→ WRITTEN TASK: Return the lines below that carry the word "SRMTID".

━━━ INPUT DATA

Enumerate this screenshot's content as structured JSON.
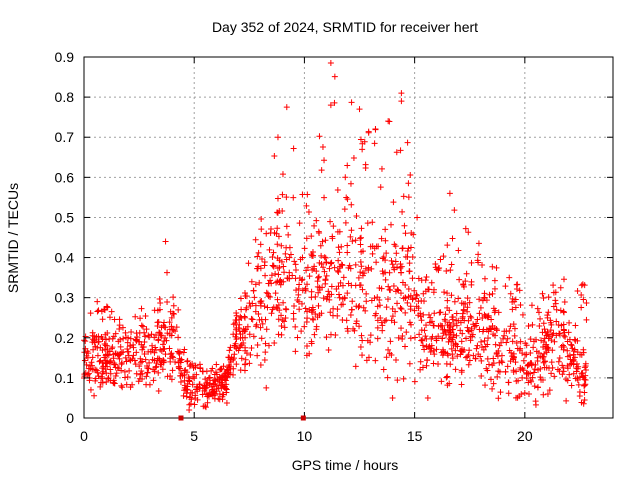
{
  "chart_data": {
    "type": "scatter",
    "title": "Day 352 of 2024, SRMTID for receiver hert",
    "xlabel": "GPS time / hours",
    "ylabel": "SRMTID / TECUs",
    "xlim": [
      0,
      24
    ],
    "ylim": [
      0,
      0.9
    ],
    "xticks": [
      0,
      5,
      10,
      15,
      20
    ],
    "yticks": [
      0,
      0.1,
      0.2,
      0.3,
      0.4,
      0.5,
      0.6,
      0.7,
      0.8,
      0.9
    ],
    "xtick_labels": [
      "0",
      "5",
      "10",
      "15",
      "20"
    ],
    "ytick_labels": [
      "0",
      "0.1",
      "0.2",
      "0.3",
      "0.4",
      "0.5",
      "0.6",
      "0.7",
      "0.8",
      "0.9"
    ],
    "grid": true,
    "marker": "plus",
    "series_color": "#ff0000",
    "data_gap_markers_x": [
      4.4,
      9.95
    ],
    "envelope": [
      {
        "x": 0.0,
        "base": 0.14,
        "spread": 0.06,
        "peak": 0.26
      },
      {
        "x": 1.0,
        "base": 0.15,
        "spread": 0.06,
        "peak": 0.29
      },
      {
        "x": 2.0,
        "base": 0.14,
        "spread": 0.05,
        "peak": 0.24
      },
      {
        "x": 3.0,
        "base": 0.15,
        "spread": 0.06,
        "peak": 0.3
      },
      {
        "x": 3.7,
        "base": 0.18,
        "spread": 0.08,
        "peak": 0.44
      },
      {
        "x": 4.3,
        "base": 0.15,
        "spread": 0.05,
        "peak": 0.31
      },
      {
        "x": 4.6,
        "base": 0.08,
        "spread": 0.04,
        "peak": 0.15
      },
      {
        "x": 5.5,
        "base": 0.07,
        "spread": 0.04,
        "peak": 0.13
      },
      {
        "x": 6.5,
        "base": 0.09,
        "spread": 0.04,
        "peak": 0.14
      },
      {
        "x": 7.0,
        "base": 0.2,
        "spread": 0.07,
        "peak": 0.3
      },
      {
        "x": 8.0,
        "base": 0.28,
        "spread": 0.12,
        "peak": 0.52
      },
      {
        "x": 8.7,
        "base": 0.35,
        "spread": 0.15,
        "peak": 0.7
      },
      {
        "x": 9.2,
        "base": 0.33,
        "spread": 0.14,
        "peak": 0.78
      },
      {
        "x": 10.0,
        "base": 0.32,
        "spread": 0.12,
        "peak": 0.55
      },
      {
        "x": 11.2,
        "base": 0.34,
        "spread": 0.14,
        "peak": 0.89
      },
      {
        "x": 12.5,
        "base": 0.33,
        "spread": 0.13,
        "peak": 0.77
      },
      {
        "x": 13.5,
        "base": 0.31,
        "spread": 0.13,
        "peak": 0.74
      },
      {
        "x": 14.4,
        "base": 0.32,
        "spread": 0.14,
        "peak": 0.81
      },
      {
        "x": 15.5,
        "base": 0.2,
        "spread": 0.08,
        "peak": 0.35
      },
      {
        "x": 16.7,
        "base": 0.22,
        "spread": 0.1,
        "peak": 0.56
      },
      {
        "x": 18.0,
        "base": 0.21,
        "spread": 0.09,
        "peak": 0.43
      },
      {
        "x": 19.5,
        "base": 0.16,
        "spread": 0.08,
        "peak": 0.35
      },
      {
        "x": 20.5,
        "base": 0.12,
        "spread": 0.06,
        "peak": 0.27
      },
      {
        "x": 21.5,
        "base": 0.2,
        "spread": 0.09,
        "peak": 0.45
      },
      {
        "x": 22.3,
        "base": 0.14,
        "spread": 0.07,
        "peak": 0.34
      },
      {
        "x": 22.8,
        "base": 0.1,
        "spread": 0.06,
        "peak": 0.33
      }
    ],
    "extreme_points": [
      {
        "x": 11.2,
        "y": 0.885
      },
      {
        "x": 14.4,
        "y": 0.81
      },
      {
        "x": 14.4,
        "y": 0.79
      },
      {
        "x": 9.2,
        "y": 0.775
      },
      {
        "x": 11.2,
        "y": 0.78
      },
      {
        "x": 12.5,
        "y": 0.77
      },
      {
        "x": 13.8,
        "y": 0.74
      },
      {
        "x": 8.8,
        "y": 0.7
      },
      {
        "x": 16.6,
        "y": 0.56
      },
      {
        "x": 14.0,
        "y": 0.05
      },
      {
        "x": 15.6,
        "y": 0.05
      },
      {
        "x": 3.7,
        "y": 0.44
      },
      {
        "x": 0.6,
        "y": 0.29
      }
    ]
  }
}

━━━━━━
━━━ INPUT DATA

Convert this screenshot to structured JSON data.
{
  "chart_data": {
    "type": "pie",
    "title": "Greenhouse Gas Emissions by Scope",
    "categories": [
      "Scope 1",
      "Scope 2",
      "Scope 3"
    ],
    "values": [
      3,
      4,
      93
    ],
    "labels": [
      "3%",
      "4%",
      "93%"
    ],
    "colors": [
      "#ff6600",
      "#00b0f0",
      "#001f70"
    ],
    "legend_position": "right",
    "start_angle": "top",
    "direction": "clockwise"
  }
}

━━━━━━

→ THE ANSWER:
    "title": "Day 352 of 2024, SRMTID for receiver hert",
    "ylabel": "SRMTID / TECUs",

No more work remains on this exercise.